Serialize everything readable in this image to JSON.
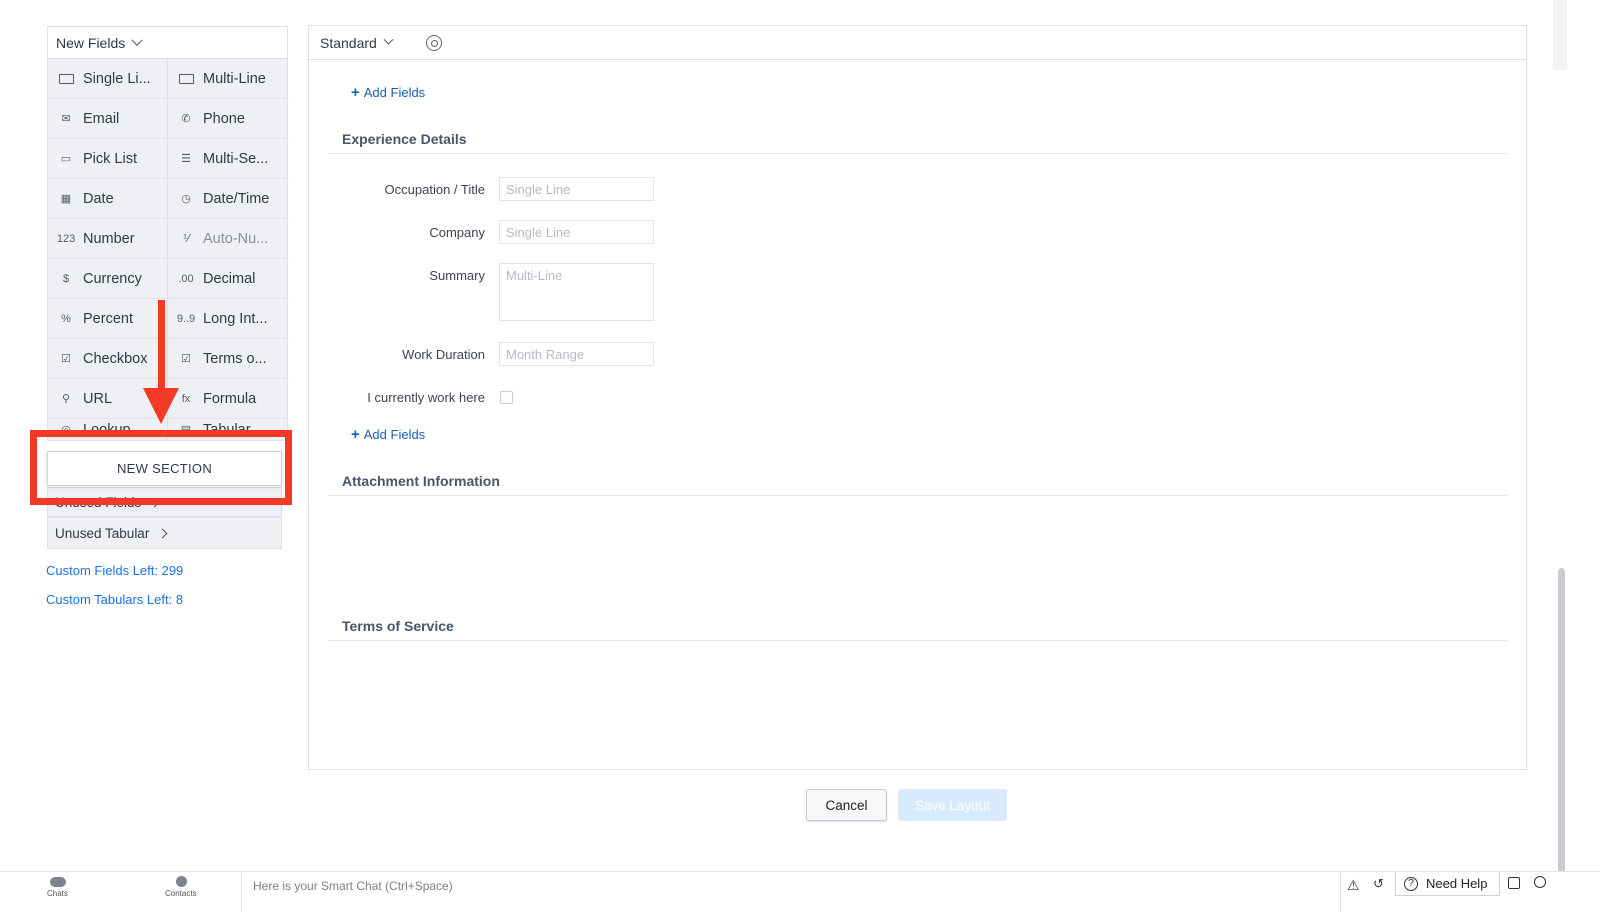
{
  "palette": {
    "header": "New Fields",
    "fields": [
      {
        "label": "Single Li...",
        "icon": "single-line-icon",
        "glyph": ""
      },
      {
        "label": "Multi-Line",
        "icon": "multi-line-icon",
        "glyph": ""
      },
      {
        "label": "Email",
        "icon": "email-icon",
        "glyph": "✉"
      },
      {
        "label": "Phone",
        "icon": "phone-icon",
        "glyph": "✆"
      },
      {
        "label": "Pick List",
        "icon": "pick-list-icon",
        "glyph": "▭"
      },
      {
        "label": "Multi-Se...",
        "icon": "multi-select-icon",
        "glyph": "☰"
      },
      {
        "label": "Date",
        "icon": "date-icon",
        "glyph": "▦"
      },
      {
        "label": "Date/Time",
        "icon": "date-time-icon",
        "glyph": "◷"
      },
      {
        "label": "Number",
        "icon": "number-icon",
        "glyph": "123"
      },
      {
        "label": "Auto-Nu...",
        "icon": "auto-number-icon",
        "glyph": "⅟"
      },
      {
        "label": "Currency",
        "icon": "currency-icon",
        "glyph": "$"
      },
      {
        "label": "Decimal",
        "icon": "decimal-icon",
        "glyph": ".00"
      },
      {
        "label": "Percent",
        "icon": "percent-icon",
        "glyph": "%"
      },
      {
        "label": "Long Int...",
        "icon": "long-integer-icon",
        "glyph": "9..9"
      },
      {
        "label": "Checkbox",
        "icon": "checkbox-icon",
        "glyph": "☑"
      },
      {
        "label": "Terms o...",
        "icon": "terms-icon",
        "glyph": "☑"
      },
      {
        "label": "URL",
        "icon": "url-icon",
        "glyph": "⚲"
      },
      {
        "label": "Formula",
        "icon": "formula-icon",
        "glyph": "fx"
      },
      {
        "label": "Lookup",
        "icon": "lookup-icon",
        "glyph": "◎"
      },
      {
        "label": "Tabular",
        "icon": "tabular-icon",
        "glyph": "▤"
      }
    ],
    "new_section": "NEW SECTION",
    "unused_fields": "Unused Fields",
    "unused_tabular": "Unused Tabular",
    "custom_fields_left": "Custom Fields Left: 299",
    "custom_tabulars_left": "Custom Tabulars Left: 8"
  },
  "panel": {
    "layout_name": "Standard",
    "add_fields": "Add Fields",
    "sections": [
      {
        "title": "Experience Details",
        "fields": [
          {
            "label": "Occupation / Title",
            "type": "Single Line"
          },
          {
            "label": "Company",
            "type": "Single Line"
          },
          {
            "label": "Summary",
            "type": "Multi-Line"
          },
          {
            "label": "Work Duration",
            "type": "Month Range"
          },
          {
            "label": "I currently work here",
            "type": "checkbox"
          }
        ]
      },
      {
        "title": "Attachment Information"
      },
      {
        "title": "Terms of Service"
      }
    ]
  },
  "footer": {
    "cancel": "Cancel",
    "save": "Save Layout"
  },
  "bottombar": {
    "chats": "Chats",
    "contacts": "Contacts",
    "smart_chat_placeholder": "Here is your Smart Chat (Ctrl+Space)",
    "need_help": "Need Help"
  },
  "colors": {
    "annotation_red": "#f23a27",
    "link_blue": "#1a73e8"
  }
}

...

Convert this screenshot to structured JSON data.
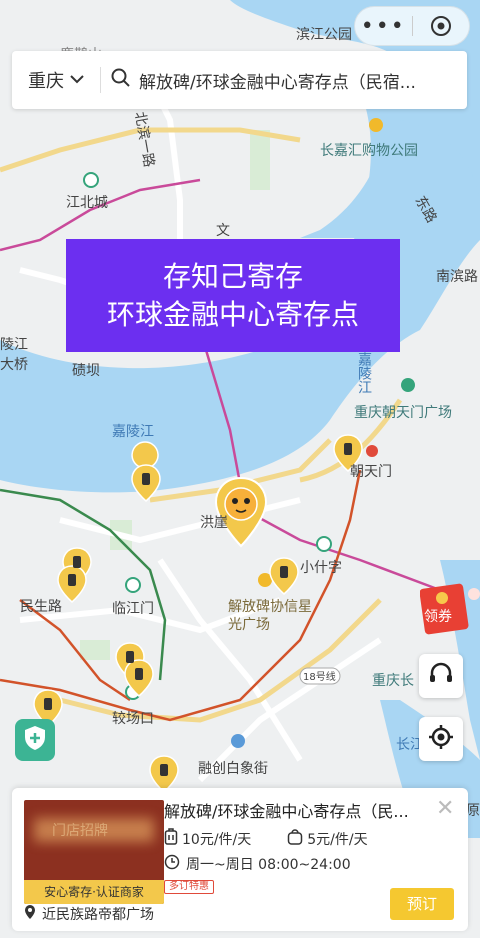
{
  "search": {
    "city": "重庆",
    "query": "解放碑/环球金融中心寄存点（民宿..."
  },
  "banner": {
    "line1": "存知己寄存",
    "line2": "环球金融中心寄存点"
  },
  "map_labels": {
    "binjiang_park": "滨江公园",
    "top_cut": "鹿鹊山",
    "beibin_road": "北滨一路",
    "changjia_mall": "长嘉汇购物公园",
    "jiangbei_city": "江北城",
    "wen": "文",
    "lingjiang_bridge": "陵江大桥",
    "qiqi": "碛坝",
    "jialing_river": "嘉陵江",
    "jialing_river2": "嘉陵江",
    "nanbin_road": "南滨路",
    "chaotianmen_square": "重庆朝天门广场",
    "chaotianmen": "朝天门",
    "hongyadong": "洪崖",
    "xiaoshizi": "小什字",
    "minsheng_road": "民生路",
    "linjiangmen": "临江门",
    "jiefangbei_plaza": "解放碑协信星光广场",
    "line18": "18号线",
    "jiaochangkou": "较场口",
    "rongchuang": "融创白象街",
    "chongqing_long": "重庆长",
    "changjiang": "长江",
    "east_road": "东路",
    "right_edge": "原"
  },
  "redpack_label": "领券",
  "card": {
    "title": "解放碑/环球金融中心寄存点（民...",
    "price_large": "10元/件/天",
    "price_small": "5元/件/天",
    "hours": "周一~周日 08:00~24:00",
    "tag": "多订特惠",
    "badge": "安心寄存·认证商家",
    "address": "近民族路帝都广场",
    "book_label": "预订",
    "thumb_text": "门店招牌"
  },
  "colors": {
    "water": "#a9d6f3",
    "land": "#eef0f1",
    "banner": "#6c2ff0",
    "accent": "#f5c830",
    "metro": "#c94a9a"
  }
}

---

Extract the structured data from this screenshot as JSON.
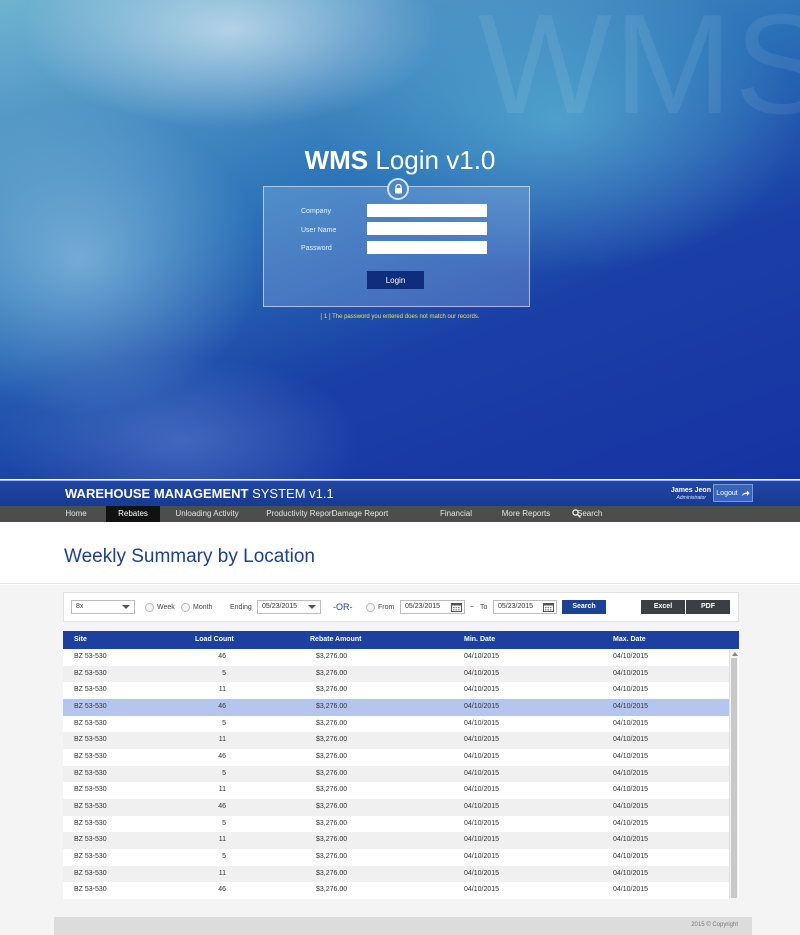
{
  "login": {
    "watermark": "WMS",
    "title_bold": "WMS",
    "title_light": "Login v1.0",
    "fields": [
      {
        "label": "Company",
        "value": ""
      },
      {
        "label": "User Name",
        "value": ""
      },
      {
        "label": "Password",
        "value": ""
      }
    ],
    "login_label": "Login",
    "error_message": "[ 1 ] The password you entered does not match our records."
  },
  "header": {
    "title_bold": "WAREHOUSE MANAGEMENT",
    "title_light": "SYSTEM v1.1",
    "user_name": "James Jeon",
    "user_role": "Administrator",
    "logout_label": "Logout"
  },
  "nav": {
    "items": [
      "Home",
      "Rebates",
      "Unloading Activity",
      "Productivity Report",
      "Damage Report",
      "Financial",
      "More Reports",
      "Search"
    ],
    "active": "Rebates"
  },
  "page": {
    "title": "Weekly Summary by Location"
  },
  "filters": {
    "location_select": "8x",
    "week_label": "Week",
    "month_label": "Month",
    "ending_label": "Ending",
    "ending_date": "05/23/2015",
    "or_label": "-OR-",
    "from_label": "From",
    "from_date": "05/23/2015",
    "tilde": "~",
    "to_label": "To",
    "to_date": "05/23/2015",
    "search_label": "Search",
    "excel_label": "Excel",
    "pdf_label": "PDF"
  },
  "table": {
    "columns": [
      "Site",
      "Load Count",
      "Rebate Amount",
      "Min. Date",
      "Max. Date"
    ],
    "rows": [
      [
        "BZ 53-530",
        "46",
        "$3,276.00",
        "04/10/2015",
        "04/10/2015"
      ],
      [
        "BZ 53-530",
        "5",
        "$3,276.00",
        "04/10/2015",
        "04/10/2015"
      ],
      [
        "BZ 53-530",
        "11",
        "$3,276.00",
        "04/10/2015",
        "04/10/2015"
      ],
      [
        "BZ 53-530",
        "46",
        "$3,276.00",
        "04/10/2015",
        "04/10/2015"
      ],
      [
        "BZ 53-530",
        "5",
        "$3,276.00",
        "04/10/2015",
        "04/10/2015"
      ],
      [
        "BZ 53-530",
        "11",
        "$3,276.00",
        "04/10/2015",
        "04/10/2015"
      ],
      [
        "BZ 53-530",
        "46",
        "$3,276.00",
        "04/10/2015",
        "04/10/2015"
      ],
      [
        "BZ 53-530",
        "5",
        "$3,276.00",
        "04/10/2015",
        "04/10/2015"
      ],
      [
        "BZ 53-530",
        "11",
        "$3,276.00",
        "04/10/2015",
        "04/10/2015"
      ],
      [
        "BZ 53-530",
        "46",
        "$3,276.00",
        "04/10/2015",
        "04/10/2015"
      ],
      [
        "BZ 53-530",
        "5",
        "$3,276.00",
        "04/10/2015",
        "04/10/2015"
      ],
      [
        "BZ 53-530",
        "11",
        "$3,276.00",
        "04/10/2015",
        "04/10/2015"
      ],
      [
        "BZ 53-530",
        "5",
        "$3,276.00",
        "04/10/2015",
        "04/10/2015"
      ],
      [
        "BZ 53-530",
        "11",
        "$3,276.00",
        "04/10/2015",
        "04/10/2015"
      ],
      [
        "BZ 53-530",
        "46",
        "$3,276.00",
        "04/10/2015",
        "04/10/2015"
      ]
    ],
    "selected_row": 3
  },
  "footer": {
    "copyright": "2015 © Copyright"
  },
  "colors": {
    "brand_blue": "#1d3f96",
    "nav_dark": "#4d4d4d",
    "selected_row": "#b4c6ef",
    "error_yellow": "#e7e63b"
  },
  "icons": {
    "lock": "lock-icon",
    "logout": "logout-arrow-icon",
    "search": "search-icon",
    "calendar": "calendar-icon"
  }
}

Task requirements: Copy all lines of the material above where the string "this" occurs.

Exercise output:
Serialize everything readable in this image to JSON.
Convert this screenshot to structured JSON data.
Extract the structured data from this screenshot as JSON.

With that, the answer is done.